── Supplied information ──
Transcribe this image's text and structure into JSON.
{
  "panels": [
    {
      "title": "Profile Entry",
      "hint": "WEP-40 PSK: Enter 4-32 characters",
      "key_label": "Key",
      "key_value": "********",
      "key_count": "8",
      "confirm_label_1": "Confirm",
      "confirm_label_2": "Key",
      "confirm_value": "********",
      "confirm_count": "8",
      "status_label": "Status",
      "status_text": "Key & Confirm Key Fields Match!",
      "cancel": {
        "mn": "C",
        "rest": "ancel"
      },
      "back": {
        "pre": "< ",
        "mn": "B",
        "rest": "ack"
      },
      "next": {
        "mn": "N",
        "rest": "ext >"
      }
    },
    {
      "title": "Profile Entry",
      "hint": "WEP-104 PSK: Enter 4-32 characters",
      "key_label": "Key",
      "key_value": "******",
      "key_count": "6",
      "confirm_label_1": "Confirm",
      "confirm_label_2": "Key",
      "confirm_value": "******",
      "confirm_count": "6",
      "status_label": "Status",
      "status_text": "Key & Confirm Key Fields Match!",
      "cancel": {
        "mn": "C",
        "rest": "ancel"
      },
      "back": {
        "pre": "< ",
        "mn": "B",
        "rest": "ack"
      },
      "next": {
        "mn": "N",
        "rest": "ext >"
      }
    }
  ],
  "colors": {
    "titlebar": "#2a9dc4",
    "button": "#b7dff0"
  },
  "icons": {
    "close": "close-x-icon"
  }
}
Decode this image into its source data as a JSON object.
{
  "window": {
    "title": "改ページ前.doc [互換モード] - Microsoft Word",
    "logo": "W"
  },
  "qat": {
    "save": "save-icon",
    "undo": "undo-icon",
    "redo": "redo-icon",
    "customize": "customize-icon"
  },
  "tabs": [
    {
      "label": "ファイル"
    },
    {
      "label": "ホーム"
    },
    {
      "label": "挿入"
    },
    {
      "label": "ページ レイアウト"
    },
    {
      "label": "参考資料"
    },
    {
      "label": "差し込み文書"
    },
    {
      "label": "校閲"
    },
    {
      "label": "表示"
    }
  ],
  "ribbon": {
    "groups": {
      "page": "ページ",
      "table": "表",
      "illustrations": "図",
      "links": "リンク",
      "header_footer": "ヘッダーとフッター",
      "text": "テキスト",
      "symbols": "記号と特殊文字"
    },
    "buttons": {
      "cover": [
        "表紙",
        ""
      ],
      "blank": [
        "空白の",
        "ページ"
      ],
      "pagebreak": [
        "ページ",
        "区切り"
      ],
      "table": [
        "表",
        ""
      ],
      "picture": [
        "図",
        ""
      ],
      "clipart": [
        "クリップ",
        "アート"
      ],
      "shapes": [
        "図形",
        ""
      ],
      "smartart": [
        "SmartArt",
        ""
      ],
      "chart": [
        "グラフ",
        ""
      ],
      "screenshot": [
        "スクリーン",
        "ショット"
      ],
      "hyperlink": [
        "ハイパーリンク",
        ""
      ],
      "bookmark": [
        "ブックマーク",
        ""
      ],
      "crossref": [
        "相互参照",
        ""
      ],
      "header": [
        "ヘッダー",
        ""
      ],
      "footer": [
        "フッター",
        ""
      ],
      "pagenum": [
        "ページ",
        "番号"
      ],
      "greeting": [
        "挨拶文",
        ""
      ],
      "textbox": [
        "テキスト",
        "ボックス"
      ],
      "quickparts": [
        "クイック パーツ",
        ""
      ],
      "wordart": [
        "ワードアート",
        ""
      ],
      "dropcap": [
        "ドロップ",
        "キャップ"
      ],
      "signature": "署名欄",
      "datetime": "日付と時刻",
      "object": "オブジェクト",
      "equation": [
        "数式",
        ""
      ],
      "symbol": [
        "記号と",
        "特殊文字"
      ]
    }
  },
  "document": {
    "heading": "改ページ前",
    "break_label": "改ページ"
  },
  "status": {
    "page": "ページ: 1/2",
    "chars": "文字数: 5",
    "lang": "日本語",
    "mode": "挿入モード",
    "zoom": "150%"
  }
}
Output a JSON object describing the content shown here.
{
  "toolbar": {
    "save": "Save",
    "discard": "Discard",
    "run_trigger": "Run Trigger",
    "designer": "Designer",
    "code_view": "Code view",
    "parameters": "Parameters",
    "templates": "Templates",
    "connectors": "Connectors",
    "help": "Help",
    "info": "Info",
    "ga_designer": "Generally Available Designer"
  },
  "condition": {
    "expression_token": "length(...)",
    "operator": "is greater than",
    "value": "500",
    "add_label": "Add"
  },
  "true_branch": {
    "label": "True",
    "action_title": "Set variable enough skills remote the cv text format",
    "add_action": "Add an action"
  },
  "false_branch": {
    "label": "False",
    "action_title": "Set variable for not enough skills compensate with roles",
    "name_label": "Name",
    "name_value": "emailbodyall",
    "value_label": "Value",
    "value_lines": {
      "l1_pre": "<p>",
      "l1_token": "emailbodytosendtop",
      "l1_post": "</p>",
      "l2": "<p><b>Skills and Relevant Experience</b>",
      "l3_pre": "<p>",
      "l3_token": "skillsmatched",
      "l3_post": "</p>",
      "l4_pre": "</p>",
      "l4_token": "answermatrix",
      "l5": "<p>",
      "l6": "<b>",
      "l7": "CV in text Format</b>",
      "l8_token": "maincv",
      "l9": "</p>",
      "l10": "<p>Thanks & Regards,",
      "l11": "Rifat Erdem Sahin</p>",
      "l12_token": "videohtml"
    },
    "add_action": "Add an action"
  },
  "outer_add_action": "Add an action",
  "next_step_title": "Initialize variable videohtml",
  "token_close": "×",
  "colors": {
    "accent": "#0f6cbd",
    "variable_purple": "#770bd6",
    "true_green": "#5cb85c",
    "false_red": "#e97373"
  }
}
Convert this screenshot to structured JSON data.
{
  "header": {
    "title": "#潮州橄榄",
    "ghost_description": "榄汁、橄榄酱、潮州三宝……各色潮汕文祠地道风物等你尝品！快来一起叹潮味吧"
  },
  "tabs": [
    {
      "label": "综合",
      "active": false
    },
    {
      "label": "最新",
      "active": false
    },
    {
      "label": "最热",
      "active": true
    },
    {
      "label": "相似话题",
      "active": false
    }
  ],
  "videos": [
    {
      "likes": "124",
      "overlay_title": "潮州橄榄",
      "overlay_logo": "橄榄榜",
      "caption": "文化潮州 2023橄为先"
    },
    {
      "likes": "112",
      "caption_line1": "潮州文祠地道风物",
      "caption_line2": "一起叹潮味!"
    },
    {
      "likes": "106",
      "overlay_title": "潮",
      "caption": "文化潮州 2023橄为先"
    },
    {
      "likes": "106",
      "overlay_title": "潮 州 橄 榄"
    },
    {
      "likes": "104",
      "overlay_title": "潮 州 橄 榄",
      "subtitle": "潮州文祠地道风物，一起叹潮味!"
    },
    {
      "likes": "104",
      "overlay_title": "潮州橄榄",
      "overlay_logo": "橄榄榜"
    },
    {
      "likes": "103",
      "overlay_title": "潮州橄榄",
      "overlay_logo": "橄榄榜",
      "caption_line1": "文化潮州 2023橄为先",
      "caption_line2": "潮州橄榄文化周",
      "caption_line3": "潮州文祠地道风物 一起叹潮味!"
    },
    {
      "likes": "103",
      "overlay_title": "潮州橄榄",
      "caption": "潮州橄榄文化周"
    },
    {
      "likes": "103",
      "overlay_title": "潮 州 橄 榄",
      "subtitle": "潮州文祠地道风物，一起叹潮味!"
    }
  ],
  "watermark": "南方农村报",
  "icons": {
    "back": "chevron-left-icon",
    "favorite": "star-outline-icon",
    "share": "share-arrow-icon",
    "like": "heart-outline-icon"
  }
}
───
→ Stated task:
Copy out the material word for word and line for line.

→ Answer to this task:
Transcribe this image's text and structure into JSON.
{
  "panels": [
    {
      "title": "Profile Entry",
      "hint": "WEP-40 PSK: Enter 4-32 characters",
      "key_label": "Key",
      "key_value": "********",
      "key_count": "8",
      "confirm_label_1": "Confirm",
      "confirm_label_2": "Key",
      "confirm_value": "********",
      "confirm_count": "8",
      "status_label": "Status",
      "status_text": "Key & Confirm Key Fields Match!",
      "cancel": {
        "mn": "C",
        "rest": "ancel"
      },
      "back": {
        "pre": "< ",
        "mn": "B",
        "rest": "ack"
      },
      "next": {
        "mn": "N",
        "rest": "ext >"
      }
    },
    {
      "title": "Profile Entry",
      "hint": "WEP-104 PSK: Enter 4-32 characters",
      "key_label": "Key",
      "key_value": "******",
      "key_count": "6",
      "confirm_label_1": "Confirm",
      "confirm_label_2": "Key",
      "confirm_value": "******",
      "confirm_count": "6",
      "status_label": "Status",
      "status_text": "Key & Confirm Key Fields Match!",
      "cancel": {
        "mn": "C",
        "rest": "ancel"
      },
      "back": {
        "pre": "< ",
        "mn": "B",
        "rest": "ack"
      },
      "next": {
        "mn": "N",
        "rest": "ext >"
      }
    }
  ],
  "colors": {
    "titlebar": "#2a9dc4",
    "button": "#b7dff0"
  },
  "icons": {
    "close": "close-x-icon"
  }
}
Decode this image into its source data as a JSON object.
{
  "window": {
    "title": "改ページ前.doc [互換モード] - Microsoft Word",
    "logo": "W"
  },
  "qat": {
    "save": "save-icon",
    "undo": "undo-icon",
    "redo": "redo-icon",
    "customize": "customize-icon"
  },
  "tabs": [
    {
      "label": "ファイル"
    },
    {
      "label": "ホーム"
    },
    {
      "label": "挿入"
    },
    {
      "label": "ページ レイアウト"
    },
    {
      "label": "参考資料"
    },
    {
      "label": "差し込み文書"
    },
    {
      "label": "校閲"
    },
    {
      "label": "表示"
    }
  ],
  "ribbon": {
    "groups": {
      "page": "ページ",
      "table": "表",
      "illustrations": "図",
      "links": "リンク",
      "header_footer": "ヘッダーとフッター",
      "text": "テキスト",
      "symbols": "記号と特殊文字"
    },
    "buttons": {
      "cover": [
        "表紙",
        ""
      ],
      "blank": [
        "空白の",
        "ページ"
      ],
      "pagebreak": [
        "ページ",
        "区切り"
      ],
      "table": [
        "表",
        ""
      ],
      "picture": [
        "図",
        ""
      ],
      "clipart": [
        "クリップ",
        "アート"
      ],
      "shapes": [
        "図形",
        ""
      ],
      "smartart": [
        "SmartArt",
        ""
      ],
      "chart": [
        "グラフ",
        ""
      ],
      "screenshot": [
        "スクリーン",
        "ショット"
      ],
      "hyperlink": [
        "ハイパーリンク",
        ""
      ],
      "bookmark": [
        "ブックマーク",
        ""
      ],
      "crossref": [
        "相互参照",
        ""
      ],
      "header": [
        "ヘッダー",
        ""
      ],
      "footer": [
        "フッター",
        ""
      ],
      "pagenum": [
        "ページ",
        "番号"
      ],
      "greeting": [
        "挨拶文",
        ""
      ],
      "textbox": [
        "テキスト",
        "ボックス"
      ],
      "quickparts": [
        "クイック パーツ",
        ""
      ],
      "wordart": [
        "ワードアート",
        ""
      ],
      "dropcap": [
        "ドロップ",
        "キャップ"
      ],
      "signature": "署名欄",
      "datetime": "日付と時刻",
      "object": "オブジェクト",
      "equation": [
        "数式",
        ""
      ],
      "symbol": [
        "記号と",
        "特殊文字"
      ]
    }
  },
  "document": {
    "heading": "改ページ前",
    "break_label": "改ページ"
  },
  "status": {
    "page": "ページ: 1/2",
    "chars": "文字数: 5",
    "lang": "日本語",
    "mode": "挿入モード",
    "zoom": "150%"
  }
}
Output a JSON object describing the content shown here.
{
  "toolbar": {
    "save": "Save",
    "discard": "Discard",
    "run_trigger": "Run Trigger",
    "designer": "Designer",
    "code_view": "Code view",
    "parameters": "Parameters",
    "templates": "Templates",
    "connectors": "Connectors",
    "help": "Help",
    "info": "Info",
    "ga_designer": "Generally Available Designer"
  },
  "condition": {
    "expression_token": "length(...)",
    "operator": "is greater than",
    "value": "500",
    "add_label": "Add"
  },
  "true_branch": {
    "label": "True",
    "action_title": "Set variable enough skills remote the cv text format",
    "add_action": "Add an action"
  },
  "false_branch": {
    "label": "False",
    "action_title": "Set variable for not enough skills compensate with roles",
    "name_label": "Name",
    "name_value": "emailbodyall",
    "value_label": "Value",
    "value_lines": {
      "l1_pre": "<p>",
      "l1_token": "emailbodytosendtop",
      "l1_post": "</p>",
      "l2": "<p><b>Skills and Relevant Experience</b>",
      "l3_pre": "<p>",
      "l3_token": "skillsmatched",
      "l3_post": "</p>",
      "l4_pre": "</p>",
      "l4_token": "answermatrix",
      "l5": "<p>",
      "l6": "<b>",
      "l7": "CV in text Format</b>",
      "l8_token": "maincv",
      "l9": "</p>",
      "l10": "<p>Thanks & Regards,",
      "l11": "Rifat Erdem Sahin</p>",
      "l12_token": "videohtml"
    },
    "add_action": "Add an action"
  },
  "outer_add_action": "Add an action",
  "next_step_title": "Initialize variable videohtml",
  "token_close": "×",
  "colors": {
    "accent": "#0f6cbd",
    "variable_purple": "#770bd6",
    "true_green": "#5cb85c",
    "false_red": "#e97373"
  }
}
Convert this screenshot to structured JSON data.
{
  "header": {
    "title": "#潮州橄榄",
    "ghost_description": "榄汁、橄榄酱、潮州三宝……各色潮汕文祠地道风物等你尝品！快来一起叹潮味吧"
  },
  "tabs": [
    {
      "label": "综合",
      "active": false
    },
    {
      "label": "最新",
      "active": false
    },
    {
      "label": "最热",
      "active": true
    },
    {
      "label": "相似话题",
      "active": false
    }
  ],
  "videos": [
    {
      "likes": "124",
      "overlay_title": "潮州橄榄",
      "overlay_logo": "橄榄榜",
      "caption": "文化潮州 2023橄为先"
    },
    {
      "likes": "112",
      "caption_line1": "潮州文祠地道风物",
      "caption_line2": "一起叹潮味!"
    },
    {
      "likes": "106",
      "overlay_title": "潮",
      "caption": "文化潮州 2023橄为先"
    },
    {
      "likes": "106",
      "overlay_title": "潮 州 橄 榄"
    },
    {
      "likes": "104",
      "overlay_title": "潮 州 橄 榄",
      "subtitle": "潮州文祠地道风物，一起叹潮味!"
    },
    {
      "likes": "104",
      "overlay_title": "潮州橄榄",
      "overlay_logo": "橄榄榜"
    },
    {
      "likes": "103",
      "overlay_title": "潮州橄榄",
      "overlay_logo": "橄榄榜",
      "caption_line1": "文化潮州 2023橄为先",
      "caption_line2": "潮州橄榄文化周",
      "caption_line3": "潮州文祠地道风物 一起叹潮味!"
    },
    {
      "likes": "103",
      "overlay_title": "潮州橄榄",
      "caption": "潮州橄榄文化周"
    },
    {
      "likes": "103",
      "overlay_title": "潮 州 橄 榄",
      "subtitle": "潮州文祠地道风物，一起叹潮味!"
    }
  ],
  "watermark": "南方农村报",
  "icons": {
    "back": "chevron-left-icon",
    "favorite": "star-outline-icon",
    "share": "share-arrow-icon",
    "like": "heart-outline-icon"
  }
}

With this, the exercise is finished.